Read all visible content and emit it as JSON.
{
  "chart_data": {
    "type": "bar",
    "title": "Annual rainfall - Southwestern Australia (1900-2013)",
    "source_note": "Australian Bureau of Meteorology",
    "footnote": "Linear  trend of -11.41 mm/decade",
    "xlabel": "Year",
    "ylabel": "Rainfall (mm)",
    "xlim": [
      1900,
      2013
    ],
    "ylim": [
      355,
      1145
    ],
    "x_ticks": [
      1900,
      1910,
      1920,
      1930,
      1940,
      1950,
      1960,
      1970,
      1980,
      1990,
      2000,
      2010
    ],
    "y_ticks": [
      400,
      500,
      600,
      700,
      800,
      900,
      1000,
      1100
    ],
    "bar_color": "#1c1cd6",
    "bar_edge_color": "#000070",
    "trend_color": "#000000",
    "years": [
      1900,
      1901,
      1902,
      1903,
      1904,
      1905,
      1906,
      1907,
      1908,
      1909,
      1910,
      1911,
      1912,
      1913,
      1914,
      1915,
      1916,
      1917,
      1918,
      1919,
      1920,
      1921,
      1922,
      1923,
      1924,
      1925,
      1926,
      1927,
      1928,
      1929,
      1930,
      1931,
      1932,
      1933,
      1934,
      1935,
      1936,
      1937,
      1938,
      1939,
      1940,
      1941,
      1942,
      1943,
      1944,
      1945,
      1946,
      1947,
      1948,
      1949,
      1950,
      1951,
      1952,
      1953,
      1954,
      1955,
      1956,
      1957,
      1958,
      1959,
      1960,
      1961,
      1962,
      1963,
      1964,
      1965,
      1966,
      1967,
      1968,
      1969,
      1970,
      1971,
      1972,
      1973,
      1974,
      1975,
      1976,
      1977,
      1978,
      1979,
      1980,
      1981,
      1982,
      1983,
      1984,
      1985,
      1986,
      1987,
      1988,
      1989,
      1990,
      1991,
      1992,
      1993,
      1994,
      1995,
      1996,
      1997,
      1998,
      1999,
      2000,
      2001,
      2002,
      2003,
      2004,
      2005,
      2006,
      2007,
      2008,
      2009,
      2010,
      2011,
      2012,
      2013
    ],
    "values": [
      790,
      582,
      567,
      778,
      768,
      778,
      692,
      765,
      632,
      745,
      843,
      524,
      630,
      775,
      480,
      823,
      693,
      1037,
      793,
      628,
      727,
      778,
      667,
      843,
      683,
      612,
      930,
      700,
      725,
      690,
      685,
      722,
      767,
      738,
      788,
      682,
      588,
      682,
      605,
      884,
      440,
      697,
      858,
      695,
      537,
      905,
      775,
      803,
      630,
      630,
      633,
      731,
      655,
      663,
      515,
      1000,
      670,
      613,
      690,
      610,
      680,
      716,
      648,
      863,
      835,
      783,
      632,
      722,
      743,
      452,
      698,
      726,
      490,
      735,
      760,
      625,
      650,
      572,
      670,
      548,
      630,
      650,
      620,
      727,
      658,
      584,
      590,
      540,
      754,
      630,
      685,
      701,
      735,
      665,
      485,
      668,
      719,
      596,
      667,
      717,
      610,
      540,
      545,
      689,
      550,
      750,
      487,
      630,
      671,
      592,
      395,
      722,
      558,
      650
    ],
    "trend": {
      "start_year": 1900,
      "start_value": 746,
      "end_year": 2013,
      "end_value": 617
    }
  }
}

Your task: Write out all the lines again, exactly as they are.

Result:
Read all visible content and emit it as JSON.
{
  "chart_data": {
    "type": "bar",
    "title": "Annual rainfall - Southwestern Australia (1900-2013)",
    "source_note": "Australian Bureau of Meteorology",
    "footnote": "Linear  trend of -11.41 mm/decade",
    "xlabel": "Year",
    "ylabel": "Rainfall (mm)",
    "xlim": [
      1900,
      2013
    ],
    "ylim": [
      355,
      1145
    ],
    "x_ticks": [
      1900,
      1910,
      1920,
      1930,
      1940,
      1950,
      1960,
      1970,
      1980,
      1990,
      2000,
      2010
    ],
    "y_ticks": [
      400,
      500,
      600,
      700,
      800,
      900,
      1000,
      1100
    ],
    "bar_color": "#1c1cd6",
    "bar_edge_color": "#000070",
    "trend_color": "#000000",
    "years": [
      1900,
      1901,
      1902,
      1903,
      1904,
      1905,
      1906,
      1907,
      1908,
      1909,
      1910,
      1911,
      1912,
      1913,
      1914,
      1915,
      1916,
      1917,
      1918,
      1919,
      1920,
      1921,
      1922,
      1923,
      1924,
      1925,
      1926,
      1927,
      1928,
      1929,
      1930,
      1931,
      1932,
      1933,
      1934,
      1935,
      1936,
      1937,
      1938,
      1939,
      1940,
      1941,
      1942,
      1943,
      1944,
      1945,
      1946,
      1947,
      1948,
      1949,
      1950,
      1951,
      1952,
      1953,
      1954,
      1955,
      1956,
      1957,
      1958,
      1959,
      1960,
      1961,
      1962,
      1963,
      1964,
      1965,
      1966,
      1967,
      1968,
      1969,
      1970,
      1971,
      1972,
      1973,
      1974,
      1975,
      1976,
      1977,
      1978,
      1979,
      1980,
      1981,
      1982,
      1983,
      1984,
      1985,
      1986,
      1987,
      1988,
      1989,
      1990,
      1991,
      1992,
      1993,
      1994,
      1995,
      1996,
      1997,
      1998,
      1999,
      2000,
      2001,
      2002,
      2003,
      2004,
      2005,
      2006,
      2007,
      2008,
      2009,
      2010,
      2011,
      2012,
      2013
    ],
    "values": [
      790,
      582,
      567,
      778,
      768,
      778,
      692,
      765,
      632,
      745,
      843,
      524,
      630,
      775,
      480,
      823,
      693,
      1037,
      793,
      628,
      727,
      778,
      667,
      843,
      683,
      612,
      930,
      700,
      725,
      690,
      685,
      722,
      767,
      738,
      788,
      682,
      588,
      682,
      605,
      884,
      440,
      697,
      858,
      695,
      537,
      905,
      775,
      803,
      630,
      630,
      633,
      731,
      655,
      663,
      515,
      1000,
      670,
      613,
      690,
      610,
      680,
      716,
      648,
      863,
      835,
      783,
      632,
      722,
      743,
      452,
      698,
      726,
      490,
      735,
      760,
      625,
      650,
      572,
      670,
      548,
      630,
      650,
      620,
      727,
      658,
      584,
      590,
      540,
      754,
      630,
      685,
      701,
      735,
      665,
      485,
      668,
      719,
      596,
      667,
      717,
      610,
      540,
      545,
      689,
      550,
      750,
      487,
      630,
      671,
      592,
      395,
      722,
      558,
      650
    ],
    "trend": {
      "start_year": 1900,
      "start_value": 746,
      "end_year": 2013,
      "end_value": 617
    }
  }
}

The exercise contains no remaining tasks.